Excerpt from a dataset
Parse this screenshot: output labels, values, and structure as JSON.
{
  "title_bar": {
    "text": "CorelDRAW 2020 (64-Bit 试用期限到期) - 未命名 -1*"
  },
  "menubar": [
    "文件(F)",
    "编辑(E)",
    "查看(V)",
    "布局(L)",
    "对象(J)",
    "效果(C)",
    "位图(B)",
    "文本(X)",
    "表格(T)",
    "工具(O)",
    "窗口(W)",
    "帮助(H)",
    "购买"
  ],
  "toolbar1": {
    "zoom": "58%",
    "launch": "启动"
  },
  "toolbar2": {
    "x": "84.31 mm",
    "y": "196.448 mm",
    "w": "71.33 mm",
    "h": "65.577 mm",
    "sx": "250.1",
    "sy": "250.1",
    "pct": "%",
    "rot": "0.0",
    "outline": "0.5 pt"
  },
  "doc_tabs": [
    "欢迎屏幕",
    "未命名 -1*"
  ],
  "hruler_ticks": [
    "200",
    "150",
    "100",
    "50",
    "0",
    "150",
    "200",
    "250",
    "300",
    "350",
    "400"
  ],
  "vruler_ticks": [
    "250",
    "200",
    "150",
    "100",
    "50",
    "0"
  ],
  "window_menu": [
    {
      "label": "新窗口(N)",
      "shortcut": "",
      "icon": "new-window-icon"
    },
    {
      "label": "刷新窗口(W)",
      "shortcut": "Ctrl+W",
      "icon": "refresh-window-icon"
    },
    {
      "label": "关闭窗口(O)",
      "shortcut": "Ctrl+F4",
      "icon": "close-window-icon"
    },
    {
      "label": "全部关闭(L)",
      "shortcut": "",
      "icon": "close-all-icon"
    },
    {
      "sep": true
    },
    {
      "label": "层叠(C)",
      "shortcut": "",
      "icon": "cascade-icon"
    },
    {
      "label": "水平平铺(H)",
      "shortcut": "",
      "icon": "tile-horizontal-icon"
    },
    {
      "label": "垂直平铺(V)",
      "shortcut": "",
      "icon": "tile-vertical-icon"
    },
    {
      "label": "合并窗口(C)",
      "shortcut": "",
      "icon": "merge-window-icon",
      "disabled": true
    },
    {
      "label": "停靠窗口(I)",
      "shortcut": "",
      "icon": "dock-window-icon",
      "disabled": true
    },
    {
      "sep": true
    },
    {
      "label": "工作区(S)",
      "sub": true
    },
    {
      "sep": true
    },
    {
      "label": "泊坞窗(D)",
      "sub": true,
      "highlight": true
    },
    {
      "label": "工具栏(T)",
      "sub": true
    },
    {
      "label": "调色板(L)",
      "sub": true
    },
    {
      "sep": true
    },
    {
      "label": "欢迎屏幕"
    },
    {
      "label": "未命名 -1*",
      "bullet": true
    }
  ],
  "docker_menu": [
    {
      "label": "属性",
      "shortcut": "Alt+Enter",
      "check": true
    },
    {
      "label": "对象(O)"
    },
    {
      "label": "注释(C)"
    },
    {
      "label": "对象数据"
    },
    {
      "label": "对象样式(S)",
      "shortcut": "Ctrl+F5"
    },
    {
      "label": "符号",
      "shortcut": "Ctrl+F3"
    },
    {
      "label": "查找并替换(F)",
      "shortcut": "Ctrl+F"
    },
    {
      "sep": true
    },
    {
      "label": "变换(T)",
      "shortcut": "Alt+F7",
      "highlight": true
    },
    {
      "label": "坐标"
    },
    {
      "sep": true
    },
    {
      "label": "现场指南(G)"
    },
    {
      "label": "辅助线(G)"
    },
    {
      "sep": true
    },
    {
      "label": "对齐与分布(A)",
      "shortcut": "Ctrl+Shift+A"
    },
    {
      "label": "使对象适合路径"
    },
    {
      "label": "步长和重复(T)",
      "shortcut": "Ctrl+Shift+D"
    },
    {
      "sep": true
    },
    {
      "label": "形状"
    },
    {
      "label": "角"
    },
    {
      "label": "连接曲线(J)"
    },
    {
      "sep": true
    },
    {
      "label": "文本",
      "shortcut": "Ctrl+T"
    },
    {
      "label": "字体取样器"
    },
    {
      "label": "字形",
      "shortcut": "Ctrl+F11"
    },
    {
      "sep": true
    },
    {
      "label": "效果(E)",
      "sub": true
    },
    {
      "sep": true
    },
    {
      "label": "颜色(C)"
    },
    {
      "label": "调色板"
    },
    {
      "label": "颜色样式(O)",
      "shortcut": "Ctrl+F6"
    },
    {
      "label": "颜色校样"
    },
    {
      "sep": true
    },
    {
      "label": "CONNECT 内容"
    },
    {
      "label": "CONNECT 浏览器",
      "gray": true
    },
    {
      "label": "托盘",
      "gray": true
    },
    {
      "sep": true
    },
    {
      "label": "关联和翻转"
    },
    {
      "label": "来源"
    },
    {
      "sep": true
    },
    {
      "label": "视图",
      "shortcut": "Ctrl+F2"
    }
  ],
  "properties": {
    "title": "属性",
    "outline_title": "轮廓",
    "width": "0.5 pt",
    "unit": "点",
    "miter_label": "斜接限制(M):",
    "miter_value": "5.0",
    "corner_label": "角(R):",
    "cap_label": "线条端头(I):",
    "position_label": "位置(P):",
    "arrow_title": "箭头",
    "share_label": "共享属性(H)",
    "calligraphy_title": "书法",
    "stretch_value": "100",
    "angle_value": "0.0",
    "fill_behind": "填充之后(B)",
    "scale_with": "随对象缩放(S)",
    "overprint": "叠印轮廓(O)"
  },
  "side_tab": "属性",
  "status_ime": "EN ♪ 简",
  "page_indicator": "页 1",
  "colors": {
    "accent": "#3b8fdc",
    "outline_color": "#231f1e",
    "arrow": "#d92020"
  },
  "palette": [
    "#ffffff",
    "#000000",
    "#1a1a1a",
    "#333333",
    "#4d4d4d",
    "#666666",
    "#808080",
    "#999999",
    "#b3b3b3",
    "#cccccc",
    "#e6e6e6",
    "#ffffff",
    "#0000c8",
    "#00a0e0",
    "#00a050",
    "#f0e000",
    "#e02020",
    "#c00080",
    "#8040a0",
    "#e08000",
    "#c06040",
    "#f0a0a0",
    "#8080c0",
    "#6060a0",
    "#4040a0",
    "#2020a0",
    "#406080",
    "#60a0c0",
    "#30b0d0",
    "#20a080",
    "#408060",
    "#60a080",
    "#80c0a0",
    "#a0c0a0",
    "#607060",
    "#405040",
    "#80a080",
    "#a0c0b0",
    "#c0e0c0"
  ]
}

- _Request_
Gather each line holding the string "Shift".

- _The reply_
      "shortcut": "Ctrl+Shift+A"
      "shortcut": "Ctrl+Shift+D"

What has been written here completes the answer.